▸ **Your instructions**:
Return every entry exactly.

▸ **Raw data**:
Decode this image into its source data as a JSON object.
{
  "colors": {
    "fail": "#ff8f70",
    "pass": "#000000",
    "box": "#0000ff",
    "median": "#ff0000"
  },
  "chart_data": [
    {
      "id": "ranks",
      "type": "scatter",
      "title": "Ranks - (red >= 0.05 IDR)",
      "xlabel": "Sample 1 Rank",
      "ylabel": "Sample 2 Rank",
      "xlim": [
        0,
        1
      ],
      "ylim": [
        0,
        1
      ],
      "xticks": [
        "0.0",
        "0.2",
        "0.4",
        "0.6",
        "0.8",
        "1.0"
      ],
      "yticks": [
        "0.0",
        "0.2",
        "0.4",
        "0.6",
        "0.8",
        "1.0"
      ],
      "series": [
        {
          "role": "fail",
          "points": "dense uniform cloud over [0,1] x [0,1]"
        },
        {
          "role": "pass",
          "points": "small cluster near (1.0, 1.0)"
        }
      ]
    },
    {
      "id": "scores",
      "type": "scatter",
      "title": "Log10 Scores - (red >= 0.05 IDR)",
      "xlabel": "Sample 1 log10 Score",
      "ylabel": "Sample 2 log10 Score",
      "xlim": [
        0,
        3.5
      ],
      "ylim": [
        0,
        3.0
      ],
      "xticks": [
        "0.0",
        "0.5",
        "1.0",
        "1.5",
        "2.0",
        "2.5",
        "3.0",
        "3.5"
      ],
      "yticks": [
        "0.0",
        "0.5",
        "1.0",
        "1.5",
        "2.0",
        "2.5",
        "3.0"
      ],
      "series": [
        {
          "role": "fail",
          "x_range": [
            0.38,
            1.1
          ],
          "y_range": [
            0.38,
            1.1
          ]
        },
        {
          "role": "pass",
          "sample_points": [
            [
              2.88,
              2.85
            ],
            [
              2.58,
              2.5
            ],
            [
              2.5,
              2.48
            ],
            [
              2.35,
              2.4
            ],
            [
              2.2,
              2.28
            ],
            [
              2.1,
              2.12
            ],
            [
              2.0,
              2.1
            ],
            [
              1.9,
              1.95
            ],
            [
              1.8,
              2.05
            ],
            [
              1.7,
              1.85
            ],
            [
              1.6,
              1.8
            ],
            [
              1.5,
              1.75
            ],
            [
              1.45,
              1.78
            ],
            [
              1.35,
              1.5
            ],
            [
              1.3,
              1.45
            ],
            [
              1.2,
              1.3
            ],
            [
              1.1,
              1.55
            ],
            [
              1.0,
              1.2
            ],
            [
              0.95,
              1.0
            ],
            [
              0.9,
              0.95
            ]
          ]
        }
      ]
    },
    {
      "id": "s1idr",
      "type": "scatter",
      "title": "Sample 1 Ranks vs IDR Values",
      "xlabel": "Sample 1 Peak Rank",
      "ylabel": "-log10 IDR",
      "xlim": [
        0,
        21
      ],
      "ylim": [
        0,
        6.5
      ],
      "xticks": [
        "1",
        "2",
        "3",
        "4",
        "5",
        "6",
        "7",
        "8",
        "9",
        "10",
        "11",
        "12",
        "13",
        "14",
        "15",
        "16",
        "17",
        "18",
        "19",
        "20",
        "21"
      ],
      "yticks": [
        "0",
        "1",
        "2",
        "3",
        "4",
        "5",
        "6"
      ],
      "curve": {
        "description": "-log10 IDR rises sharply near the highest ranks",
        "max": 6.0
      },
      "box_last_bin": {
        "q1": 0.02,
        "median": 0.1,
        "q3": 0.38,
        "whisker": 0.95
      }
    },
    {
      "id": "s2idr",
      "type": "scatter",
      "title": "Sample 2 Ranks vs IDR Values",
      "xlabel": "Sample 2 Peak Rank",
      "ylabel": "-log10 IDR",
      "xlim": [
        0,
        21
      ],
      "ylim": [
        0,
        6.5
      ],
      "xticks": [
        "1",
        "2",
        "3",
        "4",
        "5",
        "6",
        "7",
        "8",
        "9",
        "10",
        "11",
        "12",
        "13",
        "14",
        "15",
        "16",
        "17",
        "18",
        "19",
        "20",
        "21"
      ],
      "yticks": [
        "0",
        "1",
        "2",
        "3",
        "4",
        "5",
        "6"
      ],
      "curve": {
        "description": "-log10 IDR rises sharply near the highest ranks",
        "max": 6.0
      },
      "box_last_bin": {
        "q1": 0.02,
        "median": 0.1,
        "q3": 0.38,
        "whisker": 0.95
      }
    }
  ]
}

▸ **Exercise solution**:
Decode this image into its source data as a JSON object.
{
  "colors": {
    "fail": "#ff8f70",
    "pass": "#000000",
    "box": "#0000ff",
    "median": "#ff0000"
  },
  "chart_data": [
    {
      "id": "ranks",
      "type": "scatter",
      "title": "Ranks - (red >= 0.05 IDR)",
      "xlabel": "Sample 1 Rank",
      "ylabel": "Sample 2 Rank",
      "xlim": [
        0,
        1
      ],
      "ylim": [
        0,
        1
      ],
      "xticks": [
        "0.0",
        "0.2",
        "0.4",
        "0.6",
        "0.8",
        "1.0"
      ],
      "yticks": [
        "0.0",
        "0.2",
        "0.4",
        "0.6",
        "0.8",
        "1.0"
      ],
      "series": [
        {
          "role": "fail",
          "points": "dense uniform cloud over [0,1] x [0,1]"
        },
        {
          "role": "pass",
          "points": "small cluster near (1.0, 1.0)"
        }
      ]
    },
    {
      "id": "scores",
      "type": "scatter",
      "title": "Log10 Scores - (red >= 0.05 IDR)",
      "xlabel": "Sample 1 log10 Score",
      "ylabel": "Sample 2 log10 Score",
      "xlim": [
        0,
        3.5
      ],
      "ylim": [
        0,
        3.0
      ],
      "xticks": [
        "0.0",
        "0.5",
        "1.0",
        "1.5",
        "2.0",
        "2.5",
        "3.0",
        "3.5"
      ],
      "yticks": [
        "0.0",
        "0.5",
        "1.0",
        "1.5",
        "2.0",
        "2.5",
        "3.0"
      ],
      "series": [
        {
          "role": "fail",
          "x_range": [
            0.38,
            1.1
          ],
          "y_range": [
            0.38,
            1.1
          ]
        },
        {
          "role": "pass",
          "sample_points": [
            [
              2.88,
              2.85
            ],
            [
              2.58,
              2.5
            ],
            [
              2.5,
              2.48
            ],
            [
              2.35,
              2.4
            ],
            [
              2.2,
              2.28
            ],
            [
              2.1,
              2.12
            ],
            [
              2.0,
              2.1
            ],
            [
              1.9,
              1.95
            ],
            [
              1.8,
              2.05
            ],
            [
              1.7,
              1.85
            ],
            [
              1.6,
              1.8
            ],
            [
              1.5,
              1.75
            ],
            [
              1.45,
              1.78
            ],
            [
              1.35,
              1.5
            ],
            [
              1.3,
              1.45
            ],
            [
              1.2,
              1.3
            ],
            [
              1.1,
              1.55
            ],
            [
              1.0,
              1.2
            ],
            [
              0.95,
              1.0
            ],
            [
              0.9,
              0.95
            ]
          ]
        }
      ]
    },
    {
      "id": "s1idr",
      "type": "scatter",
      "title": "Sample 1 Ranks vs IDR Values",
      "xlabel": "Sample 1 Peak Rank",
      "ylabel": "-log10 IDR",
      "xlim": [
        0,
        21
      ],
      "ylim": [
        0,
        6.5
      ],
      "xticks": [
        "1",
        "2",
        "3",
        "4",
        "5",
        "6",
        "7",
        "8",
        "9",
        "10",
        "11",
        "12",
        "13",
        "14",
        "15",
        "16",
        "17",
        "18",
        "19",
        "20",
        "21"
      ],
      "yticks": [
        "0",
        "1",
        "2",
        "3",
        "4",
        "5",
        "6"
      ],
      "curve": {
        "description": "-log10 IDR rises sharply near the highest ranks",
        "max": 6.0
      },
      "box_last_bin": {
        "q1": 0.02,
        "median": 0.1,
        "q3": 0.38,
        "whisker": 0.95
      }
    },
    {
      "id": "s2idr",
      "type": "scatter",
      "title": "Sample 2 Ranks vs IDR Values",
      "xlabel": "Sample 2 Peak Rank",
      "ylabel": "-log10 IDR",
      "xlim": [
        0,
        21
      ],
      "ylim": [
        0,
        6.5
      ],
      "xticks": [
        "1",
        "2",
        "3",
        "4",
        "5",
        "6",
        "7",
        "8",
        "9",
        "10",
        "11",
        "12",
        "13",
        "14",
        "15",
        "16",
        "17",
        "18",
        "19",
        "20",
        "21"
      ],
      "yticks": [
        "0",
        "1",
        "2",
        "3",
        "4",
        "5",
        "6"
      ],
      "curve": {
        "description": "-log10 IDR rises sharply near the highest ranks",
        "max": 6.0
      },
      "box_last_bin": {
        "q1": 0.02,
        "median": 0.1,
        "q3": 0.38,
        "whisker": 0.95
      }
    }
  ]
}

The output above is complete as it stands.